Dataset records

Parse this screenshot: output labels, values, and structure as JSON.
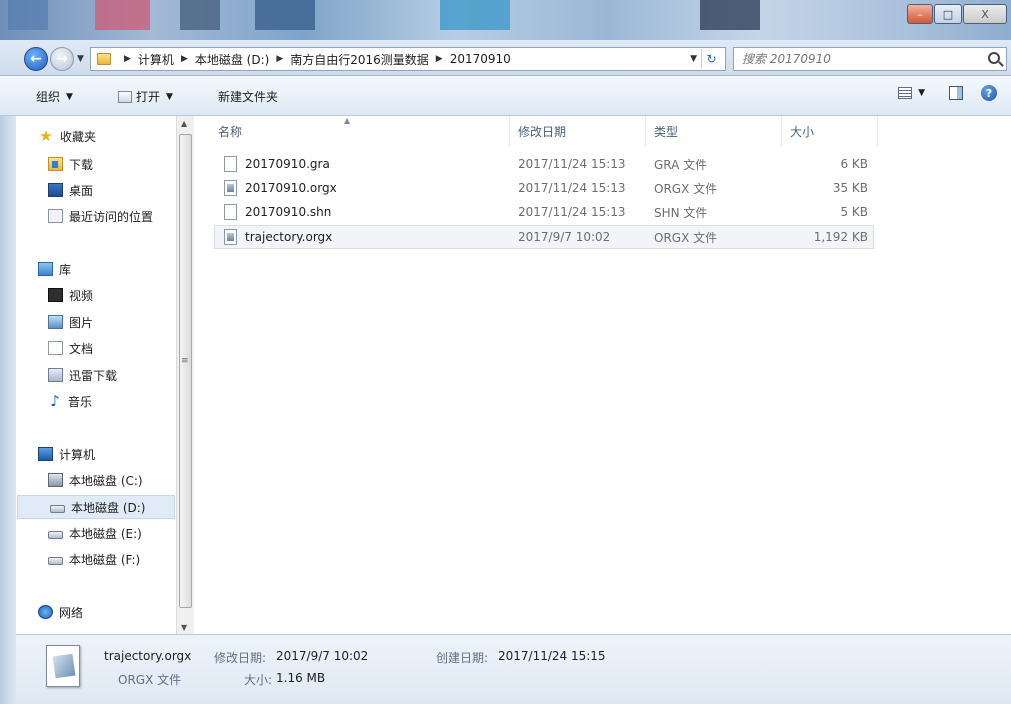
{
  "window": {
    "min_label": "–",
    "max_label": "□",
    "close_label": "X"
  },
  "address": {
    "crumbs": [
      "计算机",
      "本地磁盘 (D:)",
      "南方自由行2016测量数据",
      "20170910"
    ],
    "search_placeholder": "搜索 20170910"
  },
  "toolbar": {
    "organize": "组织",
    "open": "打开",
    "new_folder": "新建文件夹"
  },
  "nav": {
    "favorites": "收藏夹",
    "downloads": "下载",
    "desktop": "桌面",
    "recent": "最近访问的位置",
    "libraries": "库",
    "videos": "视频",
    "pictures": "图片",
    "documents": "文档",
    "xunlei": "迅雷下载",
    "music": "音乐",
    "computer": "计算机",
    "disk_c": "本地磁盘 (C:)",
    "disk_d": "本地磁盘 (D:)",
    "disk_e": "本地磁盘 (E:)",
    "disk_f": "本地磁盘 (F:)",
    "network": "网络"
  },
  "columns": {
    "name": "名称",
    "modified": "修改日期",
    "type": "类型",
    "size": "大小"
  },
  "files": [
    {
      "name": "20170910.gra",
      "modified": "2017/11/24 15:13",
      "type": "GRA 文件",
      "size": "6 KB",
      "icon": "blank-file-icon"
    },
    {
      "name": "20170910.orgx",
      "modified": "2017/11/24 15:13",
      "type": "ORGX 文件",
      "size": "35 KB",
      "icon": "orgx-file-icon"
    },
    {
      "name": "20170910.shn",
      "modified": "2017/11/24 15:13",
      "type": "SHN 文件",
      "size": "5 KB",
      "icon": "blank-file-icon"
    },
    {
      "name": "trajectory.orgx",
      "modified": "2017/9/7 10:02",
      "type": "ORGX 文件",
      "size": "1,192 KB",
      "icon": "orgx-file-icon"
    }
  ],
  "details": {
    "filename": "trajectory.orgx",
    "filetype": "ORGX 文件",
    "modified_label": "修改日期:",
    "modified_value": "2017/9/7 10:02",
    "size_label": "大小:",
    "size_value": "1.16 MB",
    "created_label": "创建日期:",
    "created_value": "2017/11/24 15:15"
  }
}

* * *

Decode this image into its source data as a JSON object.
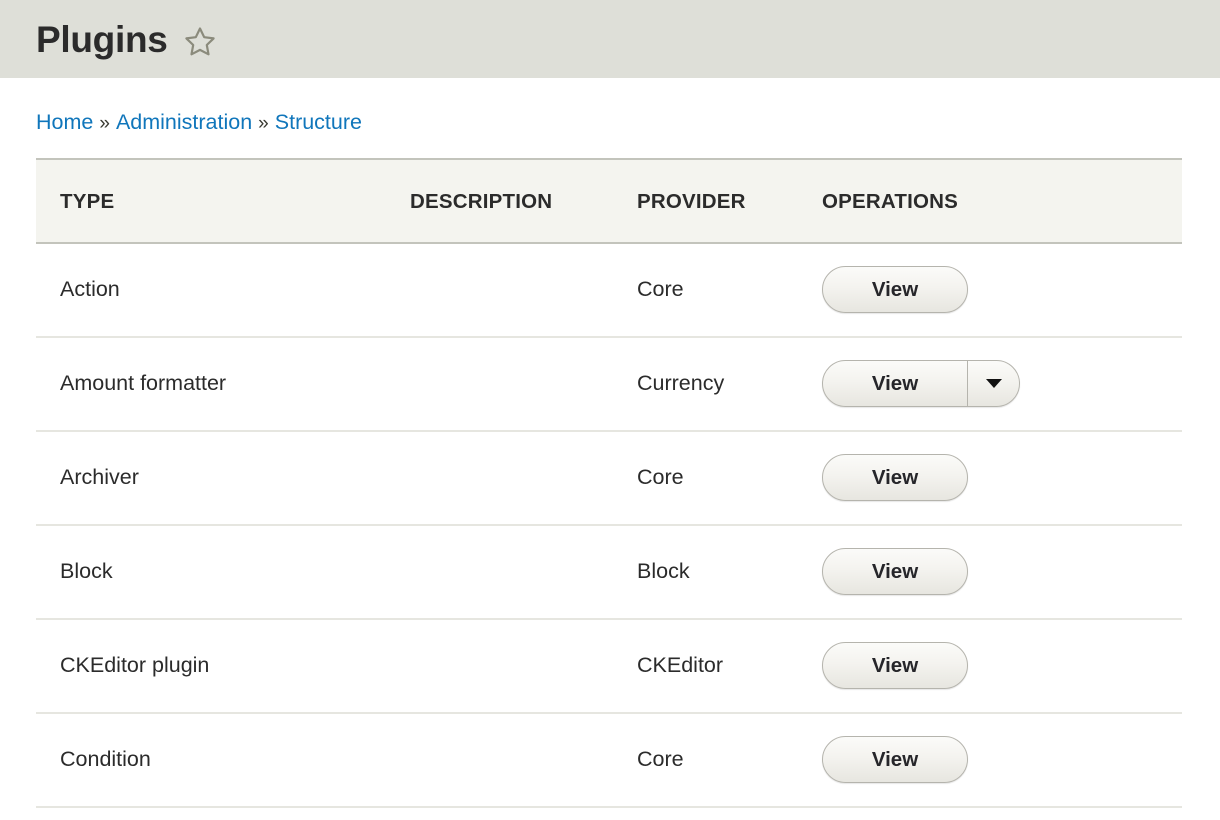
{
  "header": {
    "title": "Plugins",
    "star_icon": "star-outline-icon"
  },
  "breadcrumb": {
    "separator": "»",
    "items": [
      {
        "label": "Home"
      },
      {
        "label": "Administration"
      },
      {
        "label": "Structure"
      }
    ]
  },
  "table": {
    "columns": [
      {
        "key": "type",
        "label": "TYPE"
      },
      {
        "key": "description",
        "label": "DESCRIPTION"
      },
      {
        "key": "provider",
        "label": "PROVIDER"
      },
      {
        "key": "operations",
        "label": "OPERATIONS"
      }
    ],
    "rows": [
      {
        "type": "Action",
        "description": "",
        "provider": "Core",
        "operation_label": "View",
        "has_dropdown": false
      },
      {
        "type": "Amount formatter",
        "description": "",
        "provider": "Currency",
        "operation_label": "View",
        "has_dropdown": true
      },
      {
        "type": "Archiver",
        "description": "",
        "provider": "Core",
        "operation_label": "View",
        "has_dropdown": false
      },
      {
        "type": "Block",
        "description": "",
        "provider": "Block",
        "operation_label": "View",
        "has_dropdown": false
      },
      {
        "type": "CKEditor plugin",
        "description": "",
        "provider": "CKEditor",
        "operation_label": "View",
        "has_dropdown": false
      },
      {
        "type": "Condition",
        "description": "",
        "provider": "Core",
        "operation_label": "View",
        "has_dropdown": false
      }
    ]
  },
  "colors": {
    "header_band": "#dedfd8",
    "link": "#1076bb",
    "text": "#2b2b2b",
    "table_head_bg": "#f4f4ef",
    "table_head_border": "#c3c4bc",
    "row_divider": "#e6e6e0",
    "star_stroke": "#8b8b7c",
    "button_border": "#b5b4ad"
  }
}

Work required
In the entries above, some lines may contain the string "trajectory"; report how many, without additional comment.

Correct result
2